_Directive_
Transcribe all of the material exactly. Any picture in it should be left out.

(Stored items from a collection)
[start]

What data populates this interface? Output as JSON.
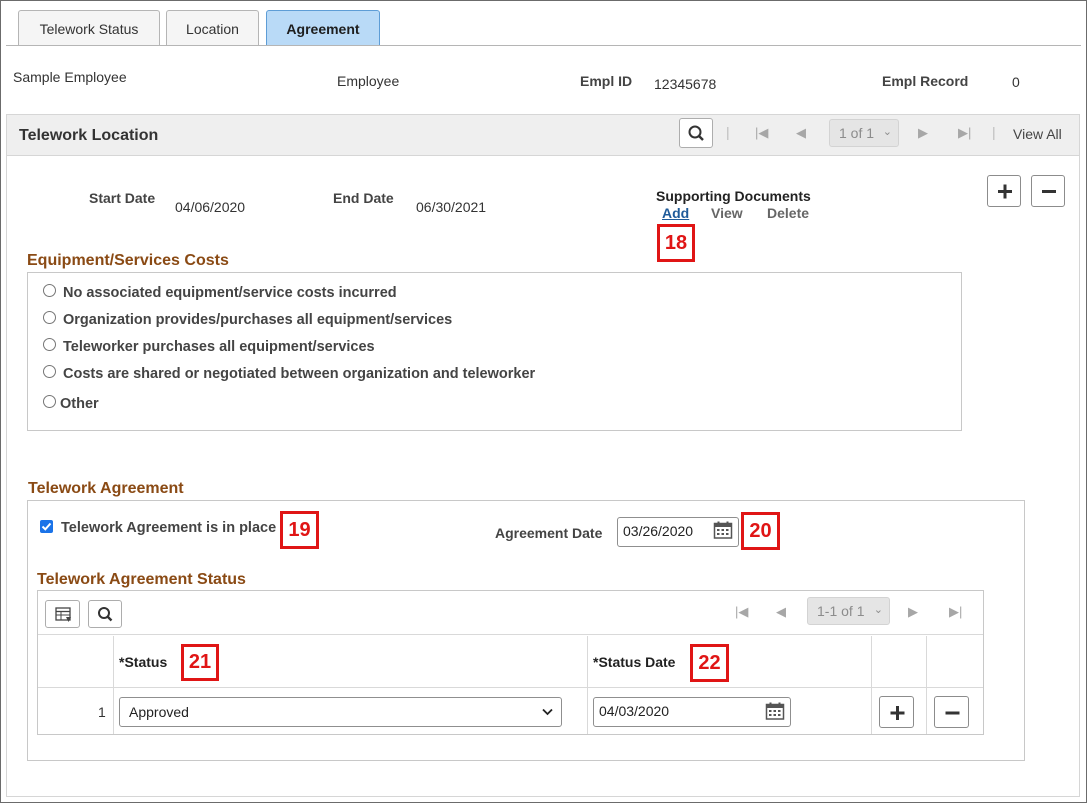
{
  "tabs": [
    {
      "label": "Telework Status",
      "active": false
    },
    {
      "label": "Location",
      "active": false
    },
    {
      "label": "Agreement",
      "active": true
    }
  ],
  "employee": {
    "name": "Sample Employee",
    "type": "Employee",
    "empl_id_label": "Empl ID",
    "empl_id": "12345678",
    "empl_record_label": "Empl Record",
    "empl_record": "0"
  },
  "location_section": {
    "title": "Telework Location",
    "pager": "1 of 1",
    "view_all": "View All",
    "start_date_label": "Start Date",
    "start_date": "04/06/2020",
    "end_date_label": "End Date",
    "end_date": "06/30/2021",
    "supporting_documents": {
      "title": "Supporting Documents",
      "add": "Add",
      "view": "View",
      "delete": "Delete"
    }
  },
  "equipment": {
    "title": "Equipment/Services Costs",
    "options": [
      "No associated equipment/service costs incurred",
      "Organization provides/purchases all equipment/services",
      "Teleworker purchases all equipment/services",
      "Costs are shared or negotiated between organization and teleworker",
      "Other"
    ]
  },
  "agreement": {
    "title": "Telework Agreement",
    "in_place_label": "Telework Agreement is in place",
    "in_place_checked": true,
    "date_label": "Agreement Date",
    "date": "03/26/2020"
  },
  "status_grid": {
    "title": "Telework Agreement Status",
    "pager": "1-1 of 1",
    "col_status": "*Status",
    "col_status_date": "*Status Date",
    "rows": [
      {
        "num": "1",
        "status": "Approved",
        "status_date": "04/03/2020"
      }
    ]
  },
  "callouts": [
    "18",
    "19",
    "20",
    "21",
    "22"
  ],
  "colors": {
    "accent_tab": "#b9daf7",
    "section_title": "#8a4a14",
    "callout": "#e01515",
    "link": "#1f5b9a"
  }
}
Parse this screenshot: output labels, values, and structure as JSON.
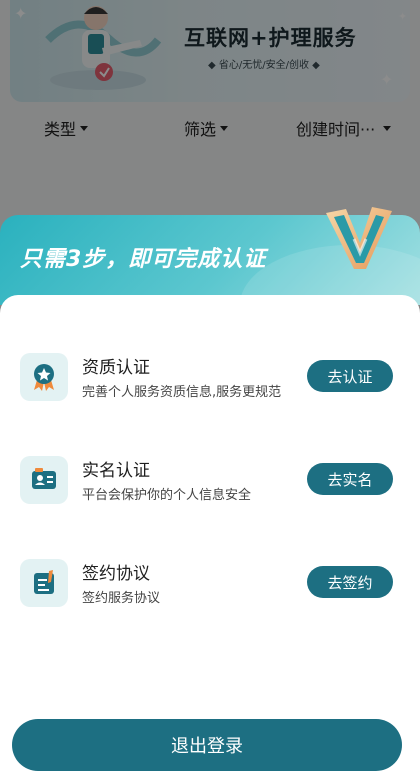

[end]

_The solution_
What data populates this interface? Output as JSON.
{
  "tabs": [
    {
      "label": "Telework Status",
      "active": false
    },
    {
      "label": "Location",
      "active": false
    },
    {
      "label": "Agreement",
      "active": true
    }
  ],
  "employee": {
    "name": "Sample Employee",
    "type": "Employee",
    "empl_id_label": "Empl ID",
    "empl_id": "12345678",
    "empl_record_label": "Empl Record",
    "empl_record": "0"
  },
  "location_section": {
    "title": "Telework Location",
    "pager": "1 of 1",
    "view_all": "View All",
    "start_date_label": "Start Date",
    "start_date": "04/06/2020",
    "end_date_label": "End Date",
    "end_date": "06/30/2021",
    "supporting_documents": {
      "title": "Supporting Documents",
      "add": "Add",
      "view": "View",
      "delete": "Delete"
    }
  },
  "equipment": {
    "title": "Equipment/Services Costs",
    "options": [
      "No associated equipment/service costs incurred",
      "Organization provides/purchases all equipment/services",
      "Teleworker purchases all equipment/services",
      "Costs are shared or negotiated between organization and teleworker",
      "Other"
    ]
  },
  "agreement": {
    "title": "Telework Agreement",
    "in_place_label": "Telework Agreement is in place",
    "in_place_checked": true,
    "date_label": "Agreement Date",
    "date": "03/26/2020"
  },
  "status_grid": {
    "title": "Telework Agreement Status",
    "pager": "1-1 of 1",
    "col_status": "*Status",
    "col_status_date": "*Status Date",
    "rows": [
      {
        "num": "1",
        "status": "Approved",
        "status_date": "04/03/2020"
      }
    ]
  },
  "callouts": [
    "18",
    "19",
    "20",
    "21",
    "22"
  ],
  "colors": {
    "accent_tab": "#b9daf7",
    "section_title": "#8a4a14",
    "callout": "#e01515",
    "link": "#1f5b9a"
  }
}
Parse this screenshot: output labels, values, and structure as JSON.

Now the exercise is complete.